## EXERCISE DESCRIPTION
How many lines of these entries hold the string "BLACK"? Reply with the number alone.

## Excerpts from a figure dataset
■ ■ ■ ■ ■ ■ ■

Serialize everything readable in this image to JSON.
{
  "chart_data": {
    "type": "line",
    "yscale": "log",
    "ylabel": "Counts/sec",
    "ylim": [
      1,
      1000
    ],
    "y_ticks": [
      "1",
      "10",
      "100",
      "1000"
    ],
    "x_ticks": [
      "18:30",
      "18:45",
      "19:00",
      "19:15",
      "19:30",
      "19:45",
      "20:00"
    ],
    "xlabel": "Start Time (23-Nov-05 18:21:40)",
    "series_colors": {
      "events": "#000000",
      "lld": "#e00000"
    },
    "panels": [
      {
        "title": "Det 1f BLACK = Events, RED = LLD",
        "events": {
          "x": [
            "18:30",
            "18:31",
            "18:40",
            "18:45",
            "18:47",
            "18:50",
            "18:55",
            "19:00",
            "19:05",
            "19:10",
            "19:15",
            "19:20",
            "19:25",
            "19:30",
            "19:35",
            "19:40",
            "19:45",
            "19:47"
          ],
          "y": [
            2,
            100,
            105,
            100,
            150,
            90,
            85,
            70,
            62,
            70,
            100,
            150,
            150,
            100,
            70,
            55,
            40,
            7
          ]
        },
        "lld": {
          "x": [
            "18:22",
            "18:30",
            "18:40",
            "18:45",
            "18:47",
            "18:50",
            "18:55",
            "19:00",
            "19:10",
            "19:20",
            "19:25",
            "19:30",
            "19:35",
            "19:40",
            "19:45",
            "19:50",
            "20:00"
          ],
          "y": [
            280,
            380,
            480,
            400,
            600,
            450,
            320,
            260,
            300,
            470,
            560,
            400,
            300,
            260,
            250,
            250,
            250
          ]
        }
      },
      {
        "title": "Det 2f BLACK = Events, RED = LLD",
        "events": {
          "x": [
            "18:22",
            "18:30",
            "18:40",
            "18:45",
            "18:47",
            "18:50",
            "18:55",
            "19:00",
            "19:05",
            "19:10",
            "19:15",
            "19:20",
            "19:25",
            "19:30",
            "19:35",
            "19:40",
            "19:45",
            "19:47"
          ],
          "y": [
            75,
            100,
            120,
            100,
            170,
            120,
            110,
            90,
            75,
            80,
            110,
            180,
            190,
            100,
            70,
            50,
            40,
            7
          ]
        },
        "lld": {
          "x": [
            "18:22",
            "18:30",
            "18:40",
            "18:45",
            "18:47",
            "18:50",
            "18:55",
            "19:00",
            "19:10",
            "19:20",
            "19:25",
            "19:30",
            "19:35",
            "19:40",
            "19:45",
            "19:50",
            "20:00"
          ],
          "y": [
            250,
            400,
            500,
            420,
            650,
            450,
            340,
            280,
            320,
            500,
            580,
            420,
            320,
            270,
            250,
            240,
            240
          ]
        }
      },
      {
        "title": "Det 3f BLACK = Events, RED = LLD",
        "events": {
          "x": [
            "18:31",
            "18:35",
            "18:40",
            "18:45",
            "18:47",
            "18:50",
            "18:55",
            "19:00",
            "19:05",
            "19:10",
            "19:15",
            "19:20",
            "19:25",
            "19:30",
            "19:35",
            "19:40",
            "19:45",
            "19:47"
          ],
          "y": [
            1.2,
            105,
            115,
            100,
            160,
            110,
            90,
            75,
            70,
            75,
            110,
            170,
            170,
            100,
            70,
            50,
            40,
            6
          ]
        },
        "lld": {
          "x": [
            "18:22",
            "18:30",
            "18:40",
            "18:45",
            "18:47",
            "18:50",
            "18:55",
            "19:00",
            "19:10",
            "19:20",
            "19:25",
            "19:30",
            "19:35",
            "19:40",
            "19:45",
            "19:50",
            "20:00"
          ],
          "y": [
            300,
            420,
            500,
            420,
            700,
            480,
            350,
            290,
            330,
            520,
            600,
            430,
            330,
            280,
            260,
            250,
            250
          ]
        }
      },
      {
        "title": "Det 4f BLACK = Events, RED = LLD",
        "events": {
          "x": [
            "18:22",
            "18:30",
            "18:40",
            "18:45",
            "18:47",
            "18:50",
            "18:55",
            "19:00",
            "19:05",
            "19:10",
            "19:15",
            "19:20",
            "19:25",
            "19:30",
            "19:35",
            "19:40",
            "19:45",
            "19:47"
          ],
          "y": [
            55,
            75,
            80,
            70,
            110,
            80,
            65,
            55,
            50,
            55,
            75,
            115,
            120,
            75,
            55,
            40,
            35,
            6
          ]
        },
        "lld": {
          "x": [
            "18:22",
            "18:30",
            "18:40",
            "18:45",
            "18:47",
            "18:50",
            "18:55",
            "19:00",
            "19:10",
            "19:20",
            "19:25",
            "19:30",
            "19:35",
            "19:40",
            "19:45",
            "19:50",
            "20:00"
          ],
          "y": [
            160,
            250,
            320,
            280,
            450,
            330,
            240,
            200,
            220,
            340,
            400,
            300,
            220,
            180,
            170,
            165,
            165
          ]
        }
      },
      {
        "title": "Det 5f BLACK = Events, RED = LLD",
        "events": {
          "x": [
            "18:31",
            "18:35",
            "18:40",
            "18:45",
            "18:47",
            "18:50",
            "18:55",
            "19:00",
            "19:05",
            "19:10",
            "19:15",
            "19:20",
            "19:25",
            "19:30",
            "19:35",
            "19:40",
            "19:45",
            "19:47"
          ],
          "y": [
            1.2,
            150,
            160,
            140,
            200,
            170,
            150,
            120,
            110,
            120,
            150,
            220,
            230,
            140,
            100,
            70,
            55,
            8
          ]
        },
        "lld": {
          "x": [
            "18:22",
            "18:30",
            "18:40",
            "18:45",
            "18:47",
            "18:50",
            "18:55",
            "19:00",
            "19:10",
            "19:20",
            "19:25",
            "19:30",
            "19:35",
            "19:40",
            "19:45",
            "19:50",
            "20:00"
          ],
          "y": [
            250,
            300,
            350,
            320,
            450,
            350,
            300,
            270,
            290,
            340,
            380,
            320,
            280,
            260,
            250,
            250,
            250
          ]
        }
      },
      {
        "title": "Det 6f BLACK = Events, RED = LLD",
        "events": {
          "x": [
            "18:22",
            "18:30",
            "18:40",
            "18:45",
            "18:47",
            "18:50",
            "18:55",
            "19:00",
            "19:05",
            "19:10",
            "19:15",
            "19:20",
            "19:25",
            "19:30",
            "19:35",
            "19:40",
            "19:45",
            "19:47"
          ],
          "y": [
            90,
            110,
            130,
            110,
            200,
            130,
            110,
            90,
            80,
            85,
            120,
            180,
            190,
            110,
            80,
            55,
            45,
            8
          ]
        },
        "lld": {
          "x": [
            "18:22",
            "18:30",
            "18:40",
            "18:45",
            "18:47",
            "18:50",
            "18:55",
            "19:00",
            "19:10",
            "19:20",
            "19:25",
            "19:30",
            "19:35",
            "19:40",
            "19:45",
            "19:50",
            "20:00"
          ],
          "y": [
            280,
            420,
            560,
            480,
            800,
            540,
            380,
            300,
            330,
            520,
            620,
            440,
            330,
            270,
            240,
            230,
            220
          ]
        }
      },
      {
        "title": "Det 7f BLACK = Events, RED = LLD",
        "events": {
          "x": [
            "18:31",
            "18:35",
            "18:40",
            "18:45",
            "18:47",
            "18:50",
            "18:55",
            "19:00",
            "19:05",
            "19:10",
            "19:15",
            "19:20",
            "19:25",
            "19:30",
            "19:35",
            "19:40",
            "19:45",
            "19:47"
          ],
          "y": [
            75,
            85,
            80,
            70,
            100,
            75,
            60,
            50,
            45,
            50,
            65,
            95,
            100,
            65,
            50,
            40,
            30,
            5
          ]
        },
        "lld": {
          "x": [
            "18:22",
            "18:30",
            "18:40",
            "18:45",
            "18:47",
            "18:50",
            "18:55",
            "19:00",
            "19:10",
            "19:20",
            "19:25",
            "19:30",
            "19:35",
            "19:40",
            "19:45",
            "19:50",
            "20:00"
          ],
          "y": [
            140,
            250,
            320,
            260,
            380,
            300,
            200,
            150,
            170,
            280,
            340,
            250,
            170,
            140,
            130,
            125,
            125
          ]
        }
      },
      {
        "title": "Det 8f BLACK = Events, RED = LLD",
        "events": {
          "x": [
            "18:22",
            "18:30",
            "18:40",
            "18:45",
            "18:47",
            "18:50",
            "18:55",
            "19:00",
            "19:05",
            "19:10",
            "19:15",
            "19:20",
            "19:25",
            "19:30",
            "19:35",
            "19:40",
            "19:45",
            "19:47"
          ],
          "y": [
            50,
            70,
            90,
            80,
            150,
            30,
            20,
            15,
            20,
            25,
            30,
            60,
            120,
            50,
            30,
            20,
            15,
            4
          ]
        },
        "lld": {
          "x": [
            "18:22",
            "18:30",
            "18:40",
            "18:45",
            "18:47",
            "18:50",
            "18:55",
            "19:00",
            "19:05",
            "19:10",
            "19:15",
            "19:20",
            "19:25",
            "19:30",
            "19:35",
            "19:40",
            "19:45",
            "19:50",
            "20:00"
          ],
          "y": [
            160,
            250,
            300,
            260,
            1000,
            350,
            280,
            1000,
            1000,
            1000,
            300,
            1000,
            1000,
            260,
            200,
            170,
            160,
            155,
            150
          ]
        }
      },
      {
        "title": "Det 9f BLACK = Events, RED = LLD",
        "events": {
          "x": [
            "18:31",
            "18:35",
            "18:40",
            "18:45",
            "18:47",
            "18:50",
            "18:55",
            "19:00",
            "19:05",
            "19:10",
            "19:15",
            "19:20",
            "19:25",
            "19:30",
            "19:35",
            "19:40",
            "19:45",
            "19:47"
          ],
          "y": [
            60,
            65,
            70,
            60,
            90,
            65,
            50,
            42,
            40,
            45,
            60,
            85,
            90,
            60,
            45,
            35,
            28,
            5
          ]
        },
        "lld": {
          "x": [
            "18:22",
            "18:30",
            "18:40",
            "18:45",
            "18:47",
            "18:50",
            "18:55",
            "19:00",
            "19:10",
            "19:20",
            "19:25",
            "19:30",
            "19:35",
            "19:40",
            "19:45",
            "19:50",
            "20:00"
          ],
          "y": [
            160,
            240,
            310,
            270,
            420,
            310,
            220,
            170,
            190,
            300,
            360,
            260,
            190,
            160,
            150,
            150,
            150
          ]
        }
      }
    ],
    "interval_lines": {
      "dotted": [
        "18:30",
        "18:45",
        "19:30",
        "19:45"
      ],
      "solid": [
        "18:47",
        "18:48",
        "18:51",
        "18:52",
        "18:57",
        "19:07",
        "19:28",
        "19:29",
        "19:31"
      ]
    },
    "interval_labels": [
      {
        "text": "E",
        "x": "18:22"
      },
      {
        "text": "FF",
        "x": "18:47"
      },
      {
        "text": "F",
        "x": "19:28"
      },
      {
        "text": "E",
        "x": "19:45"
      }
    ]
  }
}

■ ■ ■ ■ ■ ■ ■

## SOLUTION TO THIS EXERCISE
9